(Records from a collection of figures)
_ _ _ _

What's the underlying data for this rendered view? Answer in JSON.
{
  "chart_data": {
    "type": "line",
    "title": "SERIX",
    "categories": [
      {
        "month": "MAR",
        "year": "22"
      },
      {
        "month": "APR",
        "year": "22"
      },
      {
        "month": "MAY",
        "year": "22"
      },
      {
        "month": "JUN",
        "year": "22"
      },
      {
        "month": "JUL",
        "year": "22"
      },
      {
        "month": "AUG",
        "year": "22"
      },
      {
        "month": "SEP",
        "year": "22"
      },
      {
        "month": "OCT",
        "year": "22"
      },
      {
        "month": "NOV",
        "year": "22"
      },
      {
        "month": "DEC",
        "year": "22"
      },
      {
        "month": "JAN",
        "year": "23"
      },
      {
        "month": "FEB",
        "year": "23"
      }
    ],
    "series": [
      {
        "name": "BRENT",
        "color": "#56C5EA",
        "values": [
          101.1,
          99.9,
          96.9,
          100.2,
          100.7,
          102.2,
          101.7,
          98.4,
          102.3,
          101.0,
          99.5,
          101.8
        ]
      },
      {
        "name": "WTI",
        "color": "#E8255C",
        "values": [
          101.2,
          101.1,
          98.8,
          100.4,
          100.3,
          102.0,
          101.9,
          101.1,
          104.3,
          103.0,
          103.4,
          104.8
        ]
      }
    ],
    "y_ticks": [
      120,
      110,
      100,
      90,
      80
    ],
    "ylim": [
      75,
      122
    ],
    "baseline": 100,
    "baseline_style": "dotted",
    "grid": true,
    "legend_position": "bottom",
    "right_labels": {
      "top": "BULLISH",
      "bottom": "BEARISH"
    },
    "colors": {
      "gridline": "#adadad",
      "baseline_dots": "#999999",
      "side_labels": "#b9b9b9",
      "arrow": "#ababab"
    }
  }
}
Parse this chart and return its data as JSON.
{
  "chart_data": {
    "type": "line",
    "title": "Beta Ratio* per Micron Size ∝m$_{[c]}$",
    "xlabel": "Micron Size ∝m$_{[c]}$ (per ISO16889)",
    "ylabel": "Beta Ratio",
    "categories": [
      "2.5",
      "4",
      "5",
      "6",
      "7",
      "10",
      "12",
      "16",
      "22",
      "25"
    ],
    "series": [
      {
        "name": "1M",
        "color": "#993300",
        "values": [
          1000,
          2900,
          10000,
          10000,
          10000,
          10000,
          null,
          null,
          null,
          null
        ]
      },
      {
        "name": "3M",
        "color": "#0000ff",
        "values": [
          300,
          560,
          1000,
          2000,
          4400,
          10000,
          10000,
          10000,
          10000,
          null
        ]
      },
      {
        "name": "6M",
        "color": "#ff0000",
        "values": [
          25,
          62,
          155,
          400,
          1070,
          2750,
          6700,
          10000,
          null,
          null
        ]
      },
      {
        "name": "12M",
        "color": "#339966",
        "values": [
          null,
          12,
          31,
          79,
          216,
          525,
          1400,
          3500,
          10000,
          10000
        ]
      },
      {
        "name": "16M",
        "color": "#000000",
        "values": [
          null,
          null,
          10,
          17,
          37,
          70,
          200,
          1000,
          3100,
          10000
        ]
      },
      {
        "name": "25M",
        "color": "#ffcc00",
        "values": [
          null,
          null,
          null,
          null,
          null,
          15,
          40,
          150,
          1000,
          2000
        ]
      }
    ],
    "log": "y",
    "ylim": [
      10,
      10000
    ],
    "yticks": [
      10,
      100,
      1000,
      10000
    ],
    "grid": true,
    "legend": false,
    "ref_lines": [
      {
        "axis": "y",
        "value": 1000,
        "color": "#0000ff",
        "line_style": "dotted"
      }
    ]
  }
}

_ _ _ _

### What is expected
In the listing above, find the lines holding the word "JSON" and copy them.

### Answer for this exercise
What's the underlying data for this rendered view? Answer in JSON.
Parse this chart and return its data as JSON.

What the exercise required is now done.